| THE EXERCISE |
Repeat the listing word for word. No pictures belong in the copy.

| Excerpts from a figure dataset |
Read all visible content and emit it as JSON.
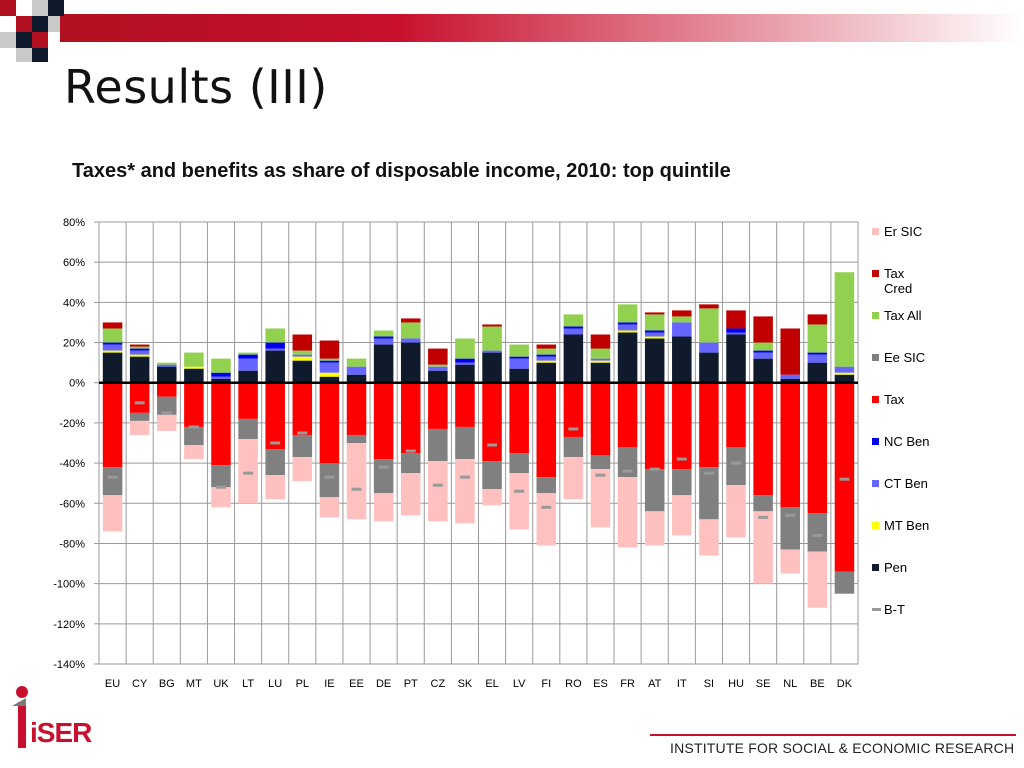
{
  "slide": {
    "title": "Results (III)",
    "footer": "INSTITUTE FOR SOCIAL & ECONOMIC RESEARCH",
    "logo_text": "iSER"
  },
  "colors": {
    "accent": "#c8102e",
    "er_sic": "#ffc0c0",
    "tax_cred": "#c00000",
    "tax_all": "#92d050",
    "ee_sic": "#808080",
    "tax": "#ff0000",
    "nc_ben": "#0000ee",
    "ct_ben": "#6666ff",
    "mt_ben": "#ffff00",
    "pen": "#0f1b2d",
    "b_t": "#999999"
  },
  "chart_data": {
    "type": "bar",
    "stacked": true,
    "title": "Taxes* and benefits as share of disposable income, 2010: top quintile",
    "xlabel": "",
    "ylabel": "",
    "ylim": [
      -140,
      80
    ],
    "yticks": [
      80,
      60,
      40,
      20,
      0,
      -20,
      -40,
      -60,
      -80,
      -100,
      -120,
      -140
    ],
    "ytick_labels": [
      "80%",
      "60%",
      "40%",
      "20%",
      "0%",
      "-20%",
      "-40%",
      "-60%",
      "-80%",
      "-100%",
      "-120%",
      "-140%"
    ],
    "grid": true,
    "legend_position": "right",
    "categories": [
      "EU",
      "CY",
      "BG",
      "MT",
      "UK",
      "LT",
      "LU",
      "PL",
      "IE",
      "EE",
      "DE",
      "PT",
      "CZ",
      "SK",
      "EL",
      "LV",
      "FI",
      "RO",
      "ES",
      "FR",
      "AT",
      "IT",
      "SI",
      "HU",
      "SE",
      "NL",
      "BE",
      "DK"
    ],
    "series": [
      {
        "name": "Er SIC",
        "key": "er_sic",
        "kind": "neg",
        "values": [
          -18,
          -7,
          -8,
          -7,
          -10,
          -32,
          -12,
          -12,
          -10,
          -38,
          -14,
          -21,
          -30,
          -32,
          -8,
          -28,
          -26,
          -21,
          -29,
          -35,
          -17,
          -20,
          -18,
          -26,
          -36,
          -12,
          -28,
          0
        ]
      },
      {
        "name": "Tax Cred",
        "key": "tax_cred",
        "kind": "pos",
        "values": [
          3,
          1,
          0,
          0,
          0,
          0,
          0,
          8,
          9,
          0,
          0,
          2,
          8,
          0,
          1,
          0,
          2,
          0,
          7,
          0,
          1,
          3,
          2,
          9,
          13,
          23,
          5,
          0
        ]
      },
      {
        "name": "Tax All",
        "key": "tax_all",
        "kind": "pos",
        "values": [
          7,
          1,
          1,
          7,
          7,
          1,
          7,
          2,
          1,
          4,
          3,
          8,
          1,
          10,
          12,
          6,
          3,
          6,
          5,
          9,
          8,
          3,
          17,
          0,
          4,
          0,
          14,
          47
        ]
      },
      {
        "name": "Ee SIC",
        "key": "ee_sic",
        "kind": "neg",
        "values": [
          -14,
          -4,
          -9,
          -9,
          -11,
          -10,
          -13,
          -11,
          -17,
          -4,
          -17,
          -10,
          -16,
          -16,
          -14,
          -10,
          -8,
          -10,
          -7,
          -15,
          -21,
          -13,
          -26,
          -19,
          -8,
          -21,
          -19,
          -11
        ]
      },
      {
        "name": "Tax",
        "key": "tax",
        "kind": "neg",
        "values": [
          -42,
          -15,
          -7,
          -22,
          -41,
          -18,
          -33,
          -26,
          -40,
          -26,
          -38,
          -35,
          -23,
          -22,
          -39,
          -35,
          -47,
          -27,
          -36,
          -32,
          -43,
          -43,
          -42,
          -32,
          -56,
          -62,
          -65,
          -94
        ]
      },
      {
        "name": "NC Ben",
        "key": "nc_ben",
        "kind": "pos",
        "values": [
          1,
          1,
          0,
          0,
          2,
          2,
          3,
          0,
          1,
          0,
          1,
          0,
          0,
          2,
          0,
          1,
          1,
          1,
          0,
          1,
          1,
          0,
          0,
          2,
          1,
          0,
          1,
          0
        ]
      },
      {
        "name": "CT Ben",
        "key": "ct_ben",
        "kind": "pos",
        "values": [
          3,
          2,
          1,
          0,
          1,
          6,
          1,
          1,
          5,
          4,
          3,
          2,
          2,
          1,
          1,
          5,
          2,
          3,
          1,
          3,
          2,
          7,
          5,
          1,
          3,
          2,
          4,
          3
        ]
      },
      {
        "name": "MT Ben",
        "key": "mt_ben",
        "kind": "pos",
        "values": [
          1,
          1,
          0,
          1,
          0,
          0,
          0,
          2,
          2,
          0,
          0,
          0,
          0,
          0,
          0,
          0,
          1,
          0,
          1,
          1,
          1,
          0,
          0,
          0,
          0,
          0,
          0,
          1
        ]
      },
      {
        "name": "Pen",
        "key": "pen",
        "kind": "pos",
        "values": [
          15,
          13,
          8,
          7,
          2,
          6,
          16,
          11,
          3,
          4,
          19,
          20,
          6,
          9,
          15,
          7,
          10,
          24,
          10,
          25,
          22,
          23,
          15,
          24,
          12,
          2,
          10,
          4
        ]
      },
      {
        "name": "B-T",
        "key": "b_t",
        "kind": "marker",
        "values": [
          -47,
          -10,
          -15,
          -22,
          -52,
          -45,
          -30,
          -25,
          -47,
          -53,
          -42,
          -34,
          -51,
          -47,
          -31,
          -54,
          -62,
          -23,
          -46,
          -44,
          -43,
          -38,
          -45,
          -40,
          -67,
          -66,
          -76,
          -48
        ]
      }
    ]
  }
}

| TASK SOLUTION |
Read all visible content and emit it as JSON.
{
  "slide": {
    "title": "Results (III)",
    "footer": "INSTITUTE FOR SOCIAL & ECONOMIC RESEARCH",
    "logo_text": "iSER"
  },
  "colors": {
    "accent": "#c8102e",
    "er_sic": "#ffc0c0",
    "tax_cred": "#c00000",
    "tax_all": "#92d050",
    "ee_sic": "#808080",
    "tax": "#ff0000",
    "nc_ben": "#0000ee",
    "ct_ben": "#6666ff",
    "mt_ben": "#ffff00",
    "pen": "#0f1b2d",
    "b_t": "#999999"
  },
  "chart_data": {
    "type": "bar",
    "stacked": true,
    "title": "Taxes* and benefits as share of disposable income, 2010: top quintile",
    "xlabel": "",
    "ylabel": "",
    "ylim": [
      -140,
      80
    ],
    "yticks": [
      80,
      60,
      40,
      20,
      0,
      -20,
      -40,
      -60,
      -80,
      -100,
      -120,
      -140
    ],
    "ytick_labels": [
      "80%",
      "60%",
      "40%",
      "20%",
      "0%",
      "-20%",
      "-40%",
      "-60%",
      "-80%",
      "-100%",
      "-120%",
      "-140%"
    ],
    "grid": true,
    "legend_position": "right",
    "categories": [
      "EU",
      "CY",
      "BG",
      "MT",
      "UK",
      "LT",
      "LU",
      "PL",
      "IE",
      "EE",
      "DE",
      "PT",
      "CZ",
      "SK",
      "EL",
      "LV",
      "FI",
      "RO",
      "ES",
      "FR",
      "AT",
      "IT",
      "SI",
      "HU",
      "SE",
      "NL",
      "BE",
      "DK"
    ],
    "series": [
      {
        "name": "Er SIC",
        "key": "er_sic",
        "kind": "neg",
        "values": [
          -18,
          -7,
          -8,
          -7,
          -10,
          -32,
          -12,
          -12,
          -10,
          -38,
          -14,
          -21,
          -30,
          -32,
          -8,
          -28,
          -26,
          -21,
          -29,
          -35,
          -17,
          -20,
          -18,
          -26,
          -36,
          -12,
          -28,
          0
        ]
      },
      {
        "name": "Tax Cred",
        "key": "tax_cred",
        "kind": "pos",
        "values": [
          3,
          1,
          0,
          0,
          0,
          0,
          0,
          8,
          9,
          0,
          0,
          2,
          8,
          0,
          1,
          0,
          2,
          0,
          7,
          0,
          1,
          3,
          2,
          9,
          13,
          23,
          5,
          0
        ]
      },
      {
        "name": "Tax All",
        "key": "tax_all",
        "kind": "pos",
        "values": [
          7,
          1,
          1,
          7,
          7,
          1,
          7,
          2,
          1,
          4,
          3,
          8,
          1,
          10,
          12,
          6,
          3,
          6,
          5,
          9,
          8,
          3,
          17,
          0,
          4,
          0,
          14,
          47
        ]
      },
      {
        "name": "Ee SIC",
        "key": "ee_sic",
        "kind": "neg",
        "values": [
          -14,
          -4,
          -9,
          -9,
          -11,
          -10,
          -13,
          -11,
          -17,
          -4,
          -17,
          -10,
          -16,
          -16,
          -14,
          -10,
          -8,
          -10,
          -7,
          -15,
          -21,
          -13,
          -26,
          -19,
          -8,
          -21,
          -19,
          -11
        ]
      },
      {
        "name": "Tax",
        "key": "tax",
        "kind": "neg",
        "values": [
          -42,
          -15,
          -7,
          -22,
          -41,
          -18,
          -33,
          -26,
          -40,
          -26,
          -38,
          -35,
          -23,
          -22,
          -39,
          -35,
          -47,
          -27,
          -36,
          -32,
          -43,
          -43,
          -42,
          -32,
          -56,
          -62,
          -65,
          -94
        ]
      },
      {
        "name": "NC Ben",
        "key": "nc_ben",
        "kind": "pos",
        "values": [
          1,
          1,
          0,
          0,
          2,
          2,
          3,
          0,
          1,
          0,
          1,
          0,
          0,
          2,
          0,
          1,
          1,
          1,
          0,
          1,
          1,
          0,
          0,
          2,
          1,
          0,
          1,
          0
        ]
      },
      {
        "name": "CT Ben",
        "key": "ct_ben",
        "kind": "pos",
        "values": [
          3,
          2,
          1,
          0,
          1,
          6,
          1,
          1,
          5,
          4,
          3,
          2,
          2,
          1,
          1,
          5,
          2,
          3,
          1,
          3,
          2,
          7,
          5,
          1,
          3,
          2,
          4,
          3
        ]
      },
      {
        "name": "MT Ben",
        "key": "mt_ben",
        "kind": "pos",
        "values": [
          1,
          1,
          0,
          1,
          0,
          0,
          0,
          2,
          2,
          0,
          0,
          0,
          0,
          0,
          0,
          0,
          1,
          0,
          1,
          1,
          1,
          0,
          0,
          0,
          0,
          0,
          0,
          1
        ]
      },
      {
        "name": "Pen",
        "key": "pen",
        "kind": "pos",
        "values": [
          15,
          13,
          8,
          7,
          2,
          6,
          16,
          11,
          3,
          4,
          19,
          20,
          6,
          9,
          15,
          7,
          10,
          24,
          10,
          25,
          22,
          23,
          15,
          24,
          12,
          2,
          10,
          4
        ]
      },
      {
        "name": "B-T",
        "key": "b_t",
        "kind": "marker",
        "values": [
          -47,
          -10,
          -15,
          -22,
          -52,
          -45,
          -30,
          -25,
          -47,
          -53,
          -42,
          -34,
          -51,
          -47,
          -31,
          -54,
          -62,
          -23,
          -46,
          -44,
          -43,
          -38,
          -45,
          -40,
          -67,
          -66,
          -76,
          -48
        ]
      }
    ]
  }
}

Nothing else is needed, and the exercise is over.